REQUIREMENTS. Can you return each of the rows below unchanged, character for character?

TASK MATERIAL.
_ _ _ _ _

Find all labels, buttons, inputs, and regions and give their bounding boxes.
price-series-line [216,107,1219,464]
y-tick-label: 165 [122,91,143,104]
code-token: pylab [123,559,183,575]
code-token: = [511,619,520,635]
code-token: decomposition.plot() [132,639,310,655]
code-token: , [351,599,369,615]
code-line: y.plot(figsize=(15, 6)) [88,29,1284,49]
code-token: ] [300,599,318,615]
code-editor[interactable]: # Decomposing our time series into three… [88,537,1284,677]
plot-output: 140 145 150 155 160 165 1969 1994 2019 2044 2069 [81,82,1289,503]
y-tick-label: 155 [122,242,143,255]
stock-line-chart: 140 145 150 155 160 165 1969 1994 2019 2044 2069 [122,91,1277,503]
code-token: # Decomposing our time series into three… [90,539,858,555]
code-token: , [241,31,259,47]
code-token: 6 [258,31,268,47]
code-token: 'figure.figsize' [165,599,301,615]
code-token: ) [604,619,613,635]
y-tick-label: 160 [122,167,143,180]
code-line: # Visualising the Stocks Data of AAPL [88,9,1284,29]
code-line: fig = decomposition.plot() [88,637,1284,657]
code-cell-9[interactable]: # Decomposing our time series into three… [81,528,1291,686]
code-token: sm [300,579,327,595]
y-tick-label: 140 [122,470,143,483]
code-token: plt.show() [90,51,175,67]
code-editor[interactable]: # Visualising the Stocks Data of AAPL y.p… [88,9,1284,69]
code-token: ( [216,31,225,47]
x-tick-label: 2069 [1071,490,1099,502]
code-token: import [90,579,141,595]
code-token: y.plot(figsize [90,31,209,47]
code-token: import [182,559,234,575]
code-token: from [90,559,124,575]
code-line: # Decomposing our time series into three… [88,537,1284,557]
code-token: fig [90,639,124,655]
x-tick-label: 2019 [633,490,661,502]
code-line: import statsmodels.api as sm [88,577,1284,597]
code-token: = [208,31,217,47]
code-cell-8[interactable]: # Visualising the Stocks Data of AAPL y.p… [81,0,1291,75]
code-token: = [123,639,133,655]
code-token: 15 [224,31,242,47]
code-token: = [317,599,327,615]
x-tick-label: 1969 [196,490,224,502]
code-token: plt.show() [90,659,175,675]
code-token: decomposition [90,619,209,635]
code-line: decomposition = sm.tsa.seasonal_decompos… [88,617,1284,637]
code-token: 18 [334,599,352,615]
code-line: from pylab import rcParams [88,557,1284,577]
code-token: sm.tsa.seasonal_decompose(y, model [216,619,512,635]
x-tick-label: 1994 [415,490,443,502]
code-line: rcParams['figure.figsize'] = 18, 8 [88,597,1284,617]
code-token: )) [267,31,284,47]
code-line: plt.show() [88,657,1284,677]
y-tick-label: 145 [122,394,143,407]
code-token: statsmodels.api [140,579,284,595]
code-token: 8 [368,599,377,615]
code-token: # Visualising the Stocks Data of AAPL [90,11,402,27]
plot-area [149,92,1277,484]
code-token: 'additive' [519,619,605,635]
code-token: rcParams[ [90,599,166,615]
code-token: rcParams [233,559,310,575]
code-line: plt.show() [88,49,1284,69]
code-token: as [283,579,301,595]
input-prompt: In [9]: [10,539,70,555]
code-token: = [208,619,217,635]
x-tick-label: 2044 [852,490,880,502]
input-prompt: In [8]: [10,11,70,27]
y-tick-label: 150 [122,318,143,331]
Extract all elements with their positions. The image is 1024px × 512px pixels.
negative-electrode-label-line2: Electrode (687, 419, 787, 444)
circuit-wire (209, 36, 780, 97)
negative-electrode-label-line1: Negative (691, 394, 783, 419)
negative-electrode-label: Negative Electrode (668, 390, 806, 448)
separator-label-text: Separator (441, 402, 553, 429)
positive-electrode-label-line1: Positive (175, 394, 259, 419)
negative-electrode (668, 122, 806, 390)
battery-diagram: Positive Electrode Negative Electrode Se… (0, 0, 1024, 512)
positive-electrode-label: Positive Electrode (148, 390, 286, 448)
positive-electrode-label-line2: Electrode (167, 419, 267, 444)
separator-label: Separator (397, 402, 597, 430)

_ _ _ _ _

EXERCISE SOLUTION.
Find all labels, buttons, inputs, and regions and give their bounding boxes.
price-series-line [216,107,1219,464]
y-tick-label: 165 [122,91,143,104]
code-token: pylab [123,559,183,575]
code-token: = [511,619,520,635]
code-token: decomposition.plot() [132,639,310,655]
code-token: , [351,599,369,615]
code-line: y.plot(figsize=(15, 6)) [88,29,1284,49]
code-token: ] [300,599,318,615]
code-editor[interactable]: # Decomposing our time series into three… [88,537,1284,677]
plot-output: 140 145 150 155 160 165 1969 1994 2019 2044 2069 [81,82,1289,503]
y-tick-label: 155 [122,242,143,255]
stock-line-chart: 140 145 150 155 160 165 1969 1994 2019 2044 2069 [122,91,1277,503]
code-token: # Decomposing our time series into three… [90,539,858,555]
code-token: , [241,31,259,47]
code-token: 6 [258,31,268,47]
code-token: 'figure.figsize' [165,599,301,615]
code-token: ) [604,619,613,635]
y-tick-label: 160 [122,167,143,180]
code-line: # Visualising the Stocks Data of AAPL [88,9,1284,29]
code-line: fig = decomposition.plot() [88,637,1284,657]
code-cell-9[interactable]: # Decomposing our time series into three… [81,528,1291,686]
code-token: sm [300,579,327,595]
y-tick-label: 140 [122,470,143,483]
code-token: plt.show() [90,51,175,67]
code-editor[interactable]: # Visualising the Stocks Data of AAPL y.p… [88,9,1284,69]
code-token: ( [216,31,225,47]
x-tick-label: 2069 [1071,490,1099,502]
code-token: import [90,579,141,595]
code-token: y.plot(figsize [90,31,209,47]
code-token: import [182,559,234,575]
code-token: from [90,559,124,575]
code-line: # Decomposing our time series into three… [88,537,1284,557]
code-token: fig [90,639,124,655]
x-tick-label: 2019 [633,490,661,502]
code-line: import statsmodels.api as sm [88,577,1284,597]
code-token: = [208,31,217,47]
code-cell-8[interactable]: # Visualising the Stocks Data of AAPL y.p… [81,0,1291,75]
code-token: = [123,639,133,655]
code-token: 15 [224,31,242,47]
code-token: = [317,599,327,615]
x-tick-label: 1969 [196,490,224,502]
code-token: plt.show() [90,659,175,675]
code-token: decomposition [90,619,209,635]
code-line: decomposition = sm.tsa.seasonal_decompos… [88,617,1284,637]
code-token: 18 [334,599,352,615]
code-line: from pylab import rcParams [88,557,1284,577]
code-token: sm.tsa.seasonal_decompose(y, model [216,619,512,635]
x-tick-label: 1994 [415,490,443,502]
code-line: rcParams['figure.figsize'] = 18, 8 [88,597,1284,617]
code-token: )) [267,31,284,47]
code-line: plt.show() [88,657,1284,677]
y-tick-label: 145 [122,394,143,407]
code-token: statsmodels.api [140,579,284,595]
code-token: 8 [368,599,377,615]
code-token: # Visualising the Stocks Data of AAPL [90,11,402,27]
plot-area [149,92,1277,484]
code-token: 'additive' [519,619,605,635]
code-token: rcParams[ [90,599,166,615]
code-token: rcParams [233,559,310,575]
code-line: plt.show() [88,49,1284,69]
code-token: as [283,579,301,595]
input-prompt: In [9]: [10,539,70,555]
code-token: = [208,619,217,635]
x-tick-label: 2044 [852,490,880,502]
input-prompt: In [8]: [10,11,70,27]
y-tick-label: 150 [122,318,143,331]
Extract all elements with their positions. The image is 1024px × 512px pixels.
negative-electrode-label-line2: Electrode (687, 419, 787, 444)
circuit-wire (209, 36, 780, 97)
negative-electrode-label-line1: Negative (691, 394, 783, 419)
negative-electrode-label: Negative Electrode (668, 390, 806, 448)
separator-label-text: Separator (441, 402, 553, 429)
positive-electrode-label-line1: Positive (175, 394, 259, 419)
negative-electrode (668, 122, 806, 390)
battery-diagram: Positive Electrode Negative Electrode Se… (0, 0, 1024, 512)
positive-electrode-label: Positive Electrode (148, 390, 286, 448)
positive-electrode-label-line2: Electrode (167, 419, 267, 444)
separator-label: Separator (397, 402, 597, 430)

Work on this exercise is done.